Given problem:
Copy down every line where the string "from" shows up.
# START OF Available data
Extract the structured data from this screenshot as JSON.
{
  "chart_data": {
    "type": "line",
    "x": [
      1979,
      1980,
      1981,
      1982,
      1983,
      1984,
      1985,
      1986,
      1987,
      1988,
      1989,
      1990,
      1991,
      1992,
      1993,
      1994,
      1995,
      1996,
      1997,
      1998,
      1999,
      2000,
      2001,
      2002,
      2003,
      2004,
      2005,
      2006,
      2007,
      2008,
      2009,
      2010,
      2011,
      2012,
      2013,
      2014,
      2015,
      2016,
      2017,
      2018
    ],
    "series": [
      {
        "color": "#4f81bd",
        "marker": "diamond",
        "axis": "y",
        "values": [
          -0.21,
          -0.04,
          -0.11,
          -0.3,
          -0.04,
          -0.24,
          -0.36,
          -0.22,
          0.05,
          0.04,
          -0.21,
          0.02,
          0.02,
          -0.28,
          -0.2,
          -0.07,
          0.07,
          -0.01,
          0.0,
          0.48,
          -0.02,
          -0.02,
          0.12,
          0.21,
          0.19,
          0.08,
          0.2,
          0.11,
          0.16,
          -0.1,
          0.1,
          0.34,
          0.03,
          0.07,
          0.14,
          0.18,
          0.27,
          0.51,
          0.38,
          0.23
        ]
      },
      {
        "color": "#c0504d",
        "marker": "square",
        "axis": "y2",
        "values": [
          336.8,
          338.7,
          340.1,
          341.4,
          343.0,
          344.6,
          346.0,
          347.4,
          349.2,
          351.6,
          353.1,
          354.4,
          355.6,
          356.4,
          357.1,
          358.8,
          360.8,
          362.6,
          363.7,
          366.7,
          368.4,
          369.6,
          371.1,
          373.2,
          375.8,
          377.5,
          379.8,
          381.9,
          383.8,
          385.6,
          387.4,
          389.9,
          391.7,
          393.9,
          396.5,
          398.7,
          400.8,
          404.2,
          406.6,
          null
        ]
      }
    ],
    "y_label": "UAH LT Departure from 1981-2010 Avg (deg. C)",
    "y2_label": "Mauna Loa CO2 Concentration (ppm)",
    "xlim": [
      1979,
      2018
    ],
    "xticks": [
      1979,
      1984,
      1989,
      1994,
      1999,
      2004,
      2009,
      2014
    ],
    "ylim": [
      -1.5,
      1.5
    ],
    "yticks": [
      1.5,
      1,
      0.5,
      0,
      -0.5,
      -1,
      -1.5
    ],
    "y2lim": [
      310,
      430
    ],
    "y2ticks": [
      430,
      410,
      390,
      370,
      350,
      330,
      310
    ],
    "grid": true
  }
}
# END OF Available data
# START OF Available data
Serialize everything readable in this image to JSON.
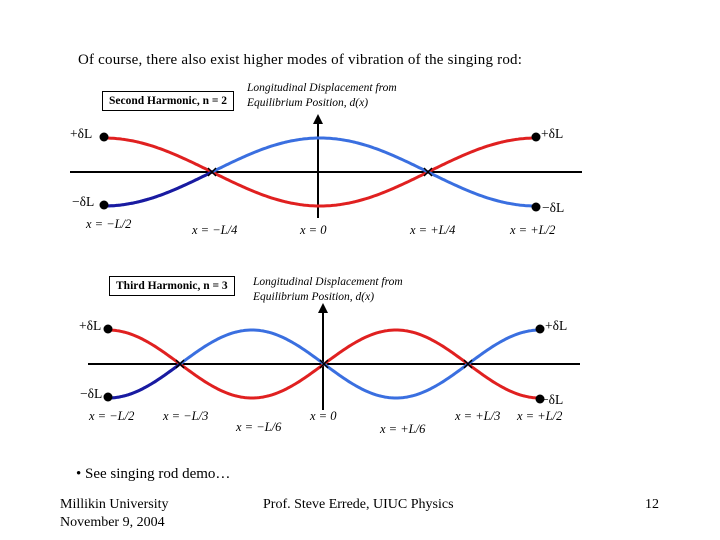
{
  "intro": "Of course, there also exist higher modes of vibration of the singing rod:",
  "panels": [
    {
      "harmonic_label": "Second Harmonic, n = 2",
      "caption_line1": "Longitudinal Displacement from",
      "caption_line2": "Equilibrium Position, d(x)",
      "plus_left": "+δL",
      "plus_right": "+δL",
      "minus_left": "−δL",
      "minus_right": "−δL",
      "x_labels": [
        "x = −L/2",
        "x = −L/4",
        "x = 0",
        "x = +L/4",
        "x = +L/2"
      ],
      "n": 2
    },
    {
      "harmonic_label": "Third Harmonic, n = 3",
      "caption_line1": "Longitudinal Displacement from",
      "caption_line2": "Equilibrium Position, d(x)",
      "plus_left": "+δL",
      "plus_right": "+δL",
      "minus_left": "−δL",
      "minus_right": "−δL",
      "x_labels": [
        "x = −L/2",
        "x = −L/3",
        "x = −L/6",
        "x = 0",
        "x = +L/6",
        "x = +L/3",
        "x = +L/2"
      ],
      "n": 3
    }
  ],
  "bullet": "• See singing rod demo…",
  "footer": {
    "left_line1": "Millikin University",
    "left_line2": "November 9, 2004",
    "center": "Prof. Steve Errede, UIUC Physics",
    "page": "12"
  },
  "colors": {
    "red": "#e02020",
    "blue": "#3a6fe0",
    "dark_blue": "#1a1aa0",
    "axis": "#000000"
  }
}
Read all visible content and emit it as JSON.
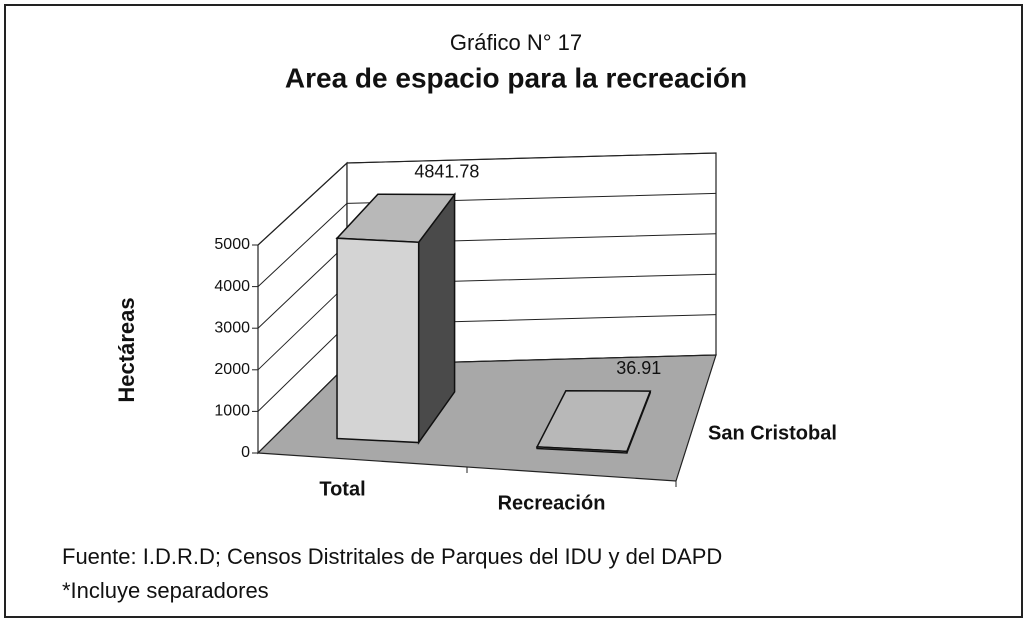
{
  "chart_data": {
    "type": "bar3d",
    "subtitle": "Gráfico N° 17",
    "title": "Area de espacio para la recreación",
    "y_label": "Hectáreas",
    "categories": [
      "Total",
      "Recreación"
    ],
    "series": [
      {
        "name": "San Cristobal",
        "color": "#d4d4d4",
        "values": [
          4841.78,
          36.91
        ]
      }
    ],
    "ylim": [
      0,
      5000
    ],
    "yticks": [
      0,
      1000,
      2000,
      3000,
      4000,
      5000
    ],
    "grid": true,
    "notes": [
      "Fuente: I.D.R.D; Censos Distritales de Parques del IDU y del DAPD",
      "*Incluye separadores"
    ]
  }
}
# END OF Available data
Answer to the task:
Extract the structured data from this screenshot as JSON.
    "y_label": "UAH LT Departure from 1981-2010 Avg (deg. C)",
      "caption_line1": "Longitudinal Displacement from",
      "caption_line1": "Longitudinal Displacement from",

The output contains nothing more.